[Begin Document excerpt]
New ground is being broken as often as every three months in some industries. How does an individual go out to sell, for example, a new computer line when he knows that in three months, or even one month, his company will already have made that computer totally obsolete? How can a scientist be certain that the new molecular structure he or she invented and is helping to promote does not, in fact, have some spin-off potential that could be deadly? Do we take the time to check through the risks? Do we objectively and openly evaluate all the risks versus the benefits? And if we do make the evaluations and we find that there are, in fact, major--maybe even deadly--risks involved, do we report them to the public?

Just three steps to get you started

When I was studying business, there was no course in our MBA program dealing with business ethics. Today, there are no schools that can afford not to have such a course on their agenda. Unfortunately, many of our modern students come to school less equipped to understand the notion of business ethics than those of us who entered school 20 or 30 years ago.

The fundamentals of establishing a basis for good business ethics are simple. First, state in a clear, concise, and precise way what you believe. Businesses, as collections of people, can "believe" things. We do in our company. Nearly 10 years ago, we at LOF wrote a business philosophy. That statement discusses our mission, our charter, our fundamental objective, and our beliefs. It says, and I quote, "We believe..." and then it goes on to say just how we expect to implement those beliefs.

One of the items states that, "We must conduct all of our business affairs to the highest level of legal and ethical standards." Now that's not soft, or warm, or fuzzy. Rather, it is a very clear, very precise statement of beliefs. When you are faced with a very fuzzy, gray situation and you wonder what you should do, if you look at a statement of philosophy like the one LOF has adopted, the answer will be easy.

Learning how to apply basic principles of good business ethics takes time. The most important way to reinforce good, ethical practices is to write down what you believe. Don't write down something that sounds good or something you think others would like to hear. Write down what you believe--and what you expect all your people to fully enforce.
[End Document excerpt]
Task goal -> Reproduce word for word the stretch of the business ethics passage from "New ground is" through "to the public?".
[Begin Raw data]
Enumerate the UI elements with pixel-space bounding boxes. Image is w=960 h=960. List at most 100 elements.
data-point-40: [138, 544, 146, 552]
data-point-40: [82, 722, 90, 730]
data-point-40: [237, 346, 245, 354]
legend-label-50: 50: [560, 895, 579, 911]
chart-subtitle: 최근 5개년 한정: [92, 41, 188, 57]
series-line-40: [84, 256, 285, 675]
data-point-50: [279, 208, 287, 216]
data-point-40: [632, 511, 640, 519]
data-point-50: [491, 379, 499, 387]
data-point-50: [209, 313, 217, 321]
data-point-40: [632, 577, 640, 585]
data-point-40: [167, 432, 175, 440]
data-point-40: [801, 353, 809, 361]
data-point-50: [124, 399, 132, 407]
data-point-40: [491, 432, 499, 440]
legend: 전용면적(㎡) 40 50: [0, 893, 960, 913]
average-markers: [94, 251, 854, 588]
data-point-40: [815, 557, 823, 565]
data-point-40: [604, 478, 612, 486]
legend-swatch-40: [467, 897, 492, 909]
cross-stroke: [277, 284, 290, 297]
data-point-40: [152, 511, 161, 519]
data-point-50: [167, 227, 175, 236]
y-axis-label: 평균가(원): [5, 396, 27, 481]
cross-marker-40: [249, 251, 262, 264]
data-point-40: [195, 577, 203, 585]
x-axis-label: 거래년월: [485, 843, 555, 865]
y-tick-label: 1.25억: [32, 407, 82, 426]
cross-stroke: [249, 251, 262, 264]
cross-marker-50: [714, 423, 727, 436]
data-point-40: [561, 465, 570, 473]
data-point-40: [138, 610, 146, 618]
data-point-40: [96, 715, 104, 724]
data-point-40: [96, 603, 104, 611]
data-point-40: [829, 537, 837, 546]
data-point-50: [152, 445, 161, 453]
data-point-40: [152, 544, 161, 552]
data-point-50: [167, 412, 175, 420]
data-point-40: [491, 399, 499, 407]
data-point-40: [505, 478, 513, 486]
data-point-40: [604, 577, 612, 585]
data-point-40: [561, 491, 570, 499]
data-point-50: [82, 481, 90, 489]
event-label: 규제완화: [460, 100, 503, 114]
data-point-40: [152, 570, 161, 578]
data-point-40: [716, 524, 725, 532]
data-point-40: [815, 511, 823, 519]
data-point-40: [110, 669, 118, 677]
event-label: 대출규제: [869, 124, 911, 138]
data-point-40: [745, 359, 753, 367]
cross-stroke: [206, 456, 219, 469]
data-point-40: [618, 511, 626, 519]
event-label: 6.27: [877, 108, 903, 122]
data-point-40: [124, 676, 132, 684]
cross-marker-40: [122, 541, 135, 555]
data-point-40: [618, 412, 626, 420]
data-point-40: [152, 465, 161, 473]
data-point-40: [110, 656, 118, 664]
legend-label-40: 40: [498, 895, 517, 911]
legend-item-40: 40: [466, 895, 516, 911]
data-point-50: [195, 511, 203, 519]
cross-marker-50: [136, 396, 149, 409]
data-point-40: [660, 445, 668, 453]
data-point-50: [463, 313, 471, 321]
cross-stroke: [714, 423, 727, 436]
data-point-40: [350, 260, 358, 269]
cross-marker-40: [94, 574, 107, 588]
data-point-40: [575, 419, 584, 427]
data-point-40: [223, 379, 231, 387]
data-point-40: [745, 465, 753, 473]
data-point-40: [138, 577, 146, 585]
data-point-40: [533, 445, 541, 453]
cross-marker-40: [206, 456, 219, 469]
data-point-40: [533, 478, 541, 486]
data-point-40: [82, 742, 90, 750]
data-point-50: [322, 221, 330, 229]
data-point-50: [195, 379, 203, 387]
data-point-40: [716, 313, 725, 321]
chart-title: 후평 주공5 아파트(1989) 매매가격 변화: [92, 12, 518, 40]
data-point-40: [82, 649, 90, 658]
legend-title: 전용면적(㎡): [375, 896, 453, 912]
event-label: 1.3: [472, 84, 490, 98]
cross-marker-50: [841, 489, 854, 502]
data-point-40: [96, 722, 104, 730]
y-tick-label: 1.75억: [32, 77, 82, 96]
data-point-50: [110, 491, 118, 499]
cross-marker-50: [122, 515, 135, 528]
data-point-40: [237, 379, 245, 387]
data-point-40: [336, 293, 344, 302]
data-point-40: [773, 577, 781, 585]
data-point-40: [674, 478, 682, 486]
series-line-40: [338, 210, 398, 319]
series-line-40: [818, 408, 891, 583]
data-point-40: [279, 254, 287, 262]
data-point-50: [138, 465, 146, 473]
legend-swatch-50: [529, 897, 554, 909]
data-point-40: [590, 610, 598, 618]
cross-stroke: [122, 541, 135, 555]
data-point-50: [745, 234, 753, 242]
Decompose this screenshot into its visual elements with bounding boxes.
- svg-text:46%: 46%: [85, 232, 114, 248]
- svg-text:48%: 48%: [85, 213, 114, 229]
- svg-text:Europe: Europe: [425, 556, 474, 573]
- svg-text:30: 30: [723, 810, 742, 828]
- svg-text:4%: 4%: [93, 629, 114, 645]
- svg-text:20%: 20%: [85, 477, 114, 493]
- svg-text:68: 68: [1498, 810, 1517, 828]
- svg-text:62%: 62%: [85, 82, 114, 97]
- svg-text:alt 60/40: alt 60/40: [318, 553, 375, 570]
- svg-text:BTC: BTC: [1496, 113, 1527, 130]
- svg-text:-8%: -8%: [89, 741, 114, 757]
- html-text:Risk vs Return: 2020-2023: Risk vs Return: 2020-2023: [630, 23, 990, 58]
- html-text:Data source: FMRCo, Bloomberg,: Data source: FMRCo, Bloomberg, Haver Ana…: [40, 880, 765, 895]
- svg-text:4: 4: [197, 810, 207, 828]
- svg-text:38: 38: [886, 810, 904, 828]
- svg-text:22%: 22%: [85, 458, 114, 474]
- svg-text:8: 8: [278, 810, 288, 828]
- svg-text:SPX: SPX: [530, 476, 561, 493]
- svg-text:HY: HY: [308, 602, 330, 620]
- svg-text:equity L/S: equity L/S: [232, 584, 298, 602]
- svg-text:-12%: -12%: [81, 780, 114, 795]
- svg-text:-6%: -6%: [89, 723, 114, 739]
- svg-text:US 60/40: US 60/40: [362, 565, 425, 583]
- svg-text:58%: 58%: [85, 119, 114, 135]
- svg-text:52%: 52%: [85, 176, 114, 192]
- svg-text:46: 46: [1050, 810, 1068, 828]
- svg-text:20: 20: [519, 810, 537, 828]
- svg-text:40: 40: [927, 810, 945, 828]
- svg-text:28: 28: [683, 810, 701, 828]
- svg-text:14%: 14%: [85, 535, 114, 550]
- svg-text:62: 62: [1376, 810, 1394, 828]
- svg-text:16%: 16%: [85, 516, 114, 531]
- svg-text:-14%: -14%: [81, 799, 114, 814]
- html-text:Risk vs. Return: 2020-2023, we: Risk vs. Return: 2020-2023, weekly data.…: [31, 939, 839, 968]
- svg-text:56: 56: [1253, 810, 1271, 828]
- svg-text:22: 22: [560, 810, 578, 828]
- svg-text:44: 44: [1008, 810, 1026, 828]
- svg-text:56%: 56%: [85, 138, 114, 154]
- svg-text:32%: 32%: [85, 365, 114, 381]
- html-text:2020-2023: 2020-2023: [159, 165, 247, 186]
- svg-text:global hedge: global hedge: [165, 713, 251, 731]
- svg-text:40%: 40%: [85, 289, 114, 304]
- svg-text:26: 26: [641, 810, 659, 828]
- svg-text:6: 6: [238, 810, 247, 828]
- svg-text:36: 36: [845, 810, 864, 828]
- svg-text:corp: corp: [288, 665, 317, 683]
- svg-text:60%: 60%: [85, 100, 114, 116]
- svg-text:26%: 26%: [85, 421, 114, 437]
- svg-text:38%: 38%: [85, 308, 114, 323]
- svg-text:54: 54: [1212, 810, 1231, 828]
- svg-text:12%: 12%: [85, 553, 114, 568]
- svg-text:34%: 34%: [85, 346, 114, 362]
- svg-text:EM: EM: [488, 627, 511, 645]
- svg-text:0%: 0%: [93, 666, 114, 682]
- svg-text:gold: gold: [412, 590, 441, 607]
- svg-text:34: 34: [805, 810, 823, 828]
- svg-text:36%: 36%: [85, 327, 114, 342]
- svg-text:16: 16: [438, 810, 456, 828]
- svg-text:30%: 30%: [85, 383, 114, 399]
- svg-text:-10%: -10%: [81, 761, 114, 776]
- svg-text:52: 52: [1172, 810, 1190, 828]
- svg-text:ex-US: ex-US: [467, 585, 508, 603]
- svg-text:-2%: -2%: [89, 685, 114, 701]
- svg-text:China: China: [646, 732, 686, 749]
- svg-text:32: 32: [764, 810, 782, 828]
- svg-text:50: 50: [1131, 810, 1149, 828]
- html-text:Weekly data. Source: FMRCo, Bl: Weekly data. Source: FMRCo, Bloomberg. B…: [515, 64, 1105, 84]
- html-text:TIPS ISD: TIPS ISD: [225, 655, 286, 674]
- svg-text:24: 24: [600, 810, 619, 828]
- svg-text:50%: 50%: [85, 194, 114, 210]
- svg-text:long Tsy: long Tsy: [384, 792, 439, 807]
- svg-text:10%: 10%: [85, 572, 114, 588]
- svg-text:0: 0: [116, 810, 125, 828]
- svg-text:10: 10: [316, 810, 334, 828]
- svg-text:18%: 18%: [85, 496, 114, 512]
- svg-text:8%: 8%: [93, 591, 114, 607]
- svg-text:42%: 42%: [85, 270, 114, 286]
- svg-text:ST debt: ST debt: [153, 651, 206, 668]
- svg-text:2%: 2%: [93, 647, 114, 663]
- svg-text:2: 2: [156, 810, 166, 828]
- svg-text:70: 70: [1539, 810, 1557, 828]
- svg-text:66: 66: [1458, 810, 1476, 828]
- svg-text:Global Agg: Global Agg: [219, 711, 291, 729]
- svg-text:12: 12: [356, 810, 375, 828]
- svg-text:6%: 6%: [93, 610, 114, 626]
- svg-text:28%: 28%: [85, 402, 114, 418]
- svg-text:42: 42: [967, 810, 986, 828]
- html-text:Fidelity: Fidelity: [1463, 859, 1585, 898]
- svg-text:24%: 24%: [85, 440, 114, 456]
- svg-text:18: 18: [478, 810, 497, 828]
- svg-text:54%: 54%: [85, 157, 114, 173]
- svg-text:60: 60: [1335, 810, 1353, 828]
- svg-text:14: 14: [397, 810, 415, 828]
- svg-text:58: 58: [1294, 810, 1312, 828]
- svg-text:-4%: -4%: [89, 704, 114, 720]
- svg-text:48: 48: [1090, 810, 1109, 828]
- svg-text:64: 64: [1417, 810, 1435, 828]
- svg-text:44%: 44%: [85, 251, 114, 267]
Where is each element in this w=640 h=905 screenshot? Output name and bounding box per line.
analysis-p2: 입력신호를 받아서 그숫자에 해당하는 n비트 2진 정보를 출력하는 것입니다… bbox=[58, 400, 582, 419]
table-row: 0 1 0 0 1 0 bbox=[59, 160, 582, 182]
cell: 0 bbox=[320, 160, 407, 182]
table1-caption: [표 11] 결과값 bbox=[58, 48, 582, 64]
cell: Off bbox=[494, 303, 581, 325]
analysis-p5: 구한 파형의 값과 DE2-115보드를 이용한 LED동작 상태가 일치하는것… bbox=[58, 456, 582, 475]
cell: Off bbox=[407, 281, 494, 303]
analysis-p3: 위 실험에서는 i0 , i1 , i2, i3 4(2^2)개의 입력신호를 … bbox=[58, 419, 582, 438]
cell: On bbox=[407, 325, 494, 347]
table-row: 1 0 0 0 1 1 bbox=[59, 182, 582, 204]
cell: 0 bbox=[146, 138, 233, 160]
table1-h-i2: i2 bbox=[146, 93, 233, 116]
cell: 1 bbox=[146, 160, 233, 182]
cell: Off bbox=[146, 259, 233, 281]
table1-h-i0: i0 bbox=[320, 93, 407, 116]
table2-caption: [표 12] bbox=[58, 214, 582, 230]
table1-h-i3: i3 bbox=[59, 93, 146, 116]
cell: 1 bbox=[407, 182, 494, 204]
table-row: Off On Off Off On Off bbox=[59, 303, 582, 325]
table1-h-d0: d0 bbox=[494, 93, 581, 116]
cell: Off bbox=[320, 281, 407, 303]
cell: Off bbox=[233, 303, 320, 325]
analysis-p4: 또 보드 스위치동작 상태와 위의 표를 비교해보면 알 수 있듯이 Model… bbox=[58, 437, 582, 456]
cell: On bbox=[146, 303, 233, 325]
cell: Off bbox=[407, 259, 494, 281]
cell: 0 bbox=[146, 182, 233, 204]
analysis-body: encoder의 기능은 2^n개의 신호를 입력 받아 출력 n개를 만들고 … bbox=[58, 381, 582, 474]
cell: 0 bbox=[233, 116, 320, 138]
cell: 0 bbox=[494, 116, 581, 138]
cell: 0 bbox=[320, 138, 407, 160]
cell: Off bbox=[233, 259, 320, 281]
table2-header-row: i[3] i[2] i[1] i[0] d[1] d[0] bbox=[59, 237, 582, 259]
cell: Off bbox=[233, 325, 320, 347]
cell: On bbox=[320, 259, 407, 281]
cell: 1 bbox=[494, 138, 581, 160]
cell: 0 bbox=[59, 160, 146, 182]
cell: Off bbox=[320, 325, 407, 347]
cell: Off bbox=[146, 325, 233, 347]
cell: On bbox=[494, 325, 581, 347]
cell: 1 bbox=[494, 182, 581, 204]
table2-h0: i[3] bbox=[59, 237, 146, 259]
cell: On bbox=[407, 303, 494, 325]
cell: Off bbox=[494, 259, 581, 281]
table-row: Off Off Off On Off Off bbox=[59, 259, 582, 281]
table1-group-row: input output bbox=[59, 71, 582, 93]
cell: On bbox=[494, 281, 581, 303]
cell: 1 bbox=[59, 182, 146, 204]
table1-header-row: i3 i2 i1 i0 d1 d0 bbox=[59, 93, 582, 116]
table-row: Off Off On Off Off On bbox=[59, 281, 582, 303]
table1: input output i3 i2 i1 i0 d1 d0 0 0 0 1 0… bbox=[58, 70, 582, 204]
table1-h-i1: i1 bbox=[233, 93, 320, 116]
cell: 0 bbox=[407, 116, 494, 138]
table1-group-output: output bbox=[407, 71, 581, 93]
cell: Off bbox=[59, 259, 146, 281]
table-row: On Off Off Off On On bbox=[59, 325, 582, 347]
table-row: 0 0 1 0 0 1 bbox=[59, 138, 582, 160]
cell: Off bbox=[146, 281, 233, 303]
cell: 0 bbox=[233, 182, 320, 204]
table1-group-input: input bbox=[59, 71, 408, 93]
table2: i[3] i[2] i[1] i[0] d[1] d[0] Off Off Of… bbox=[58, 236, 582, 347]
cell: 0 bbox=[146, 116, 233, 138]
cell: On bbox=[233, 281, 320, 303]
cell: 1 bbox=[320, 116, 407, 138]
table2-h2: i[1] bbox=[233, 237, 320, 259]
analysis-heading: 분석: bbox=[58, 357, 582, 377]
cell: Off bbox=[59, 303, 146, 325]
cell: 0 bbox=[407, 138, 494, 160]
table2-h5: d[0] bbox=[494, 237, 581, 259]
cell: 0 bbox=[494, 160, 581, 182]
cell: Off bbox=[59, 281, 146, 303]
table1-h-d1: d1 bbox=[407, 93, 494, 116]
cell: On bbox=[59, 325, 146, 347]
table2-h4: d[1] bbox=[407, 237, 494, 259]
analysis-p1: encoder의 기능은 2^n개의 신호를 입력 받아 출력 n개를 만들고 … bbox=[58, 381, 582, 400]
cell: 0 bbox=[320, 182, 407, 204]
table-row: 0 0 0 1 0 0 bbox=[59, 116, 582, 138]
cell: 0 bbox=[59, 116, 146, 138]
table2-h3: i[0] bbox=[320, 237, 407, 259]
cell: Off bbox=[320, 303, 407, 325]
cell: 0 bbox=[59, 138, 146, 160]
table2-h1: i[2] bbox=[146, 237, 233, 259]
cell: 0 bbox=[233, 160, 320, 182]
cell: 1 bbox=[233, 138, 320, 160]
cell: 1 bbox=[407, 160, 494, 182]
[End Raw data]
Task answer ->
New ground is being broken as often as every three months in some industries. How does an individual go out to sell, for example, a new computer line when he knows that in three months, or even one month, his company will already have made that computer totally obsolete? How can a scientist be certain that the new molecular structure he or she invented and is helping to promote does not, in fact, have some spin-off potential that could be deadly? Do we take the time to check through the risks? Do we objectively and openly evaluate all the risks versus the benefits? And if we do make the evaluations and we find that there are, in fact, major--maybe even deadly--risks involved, do we report them to the public?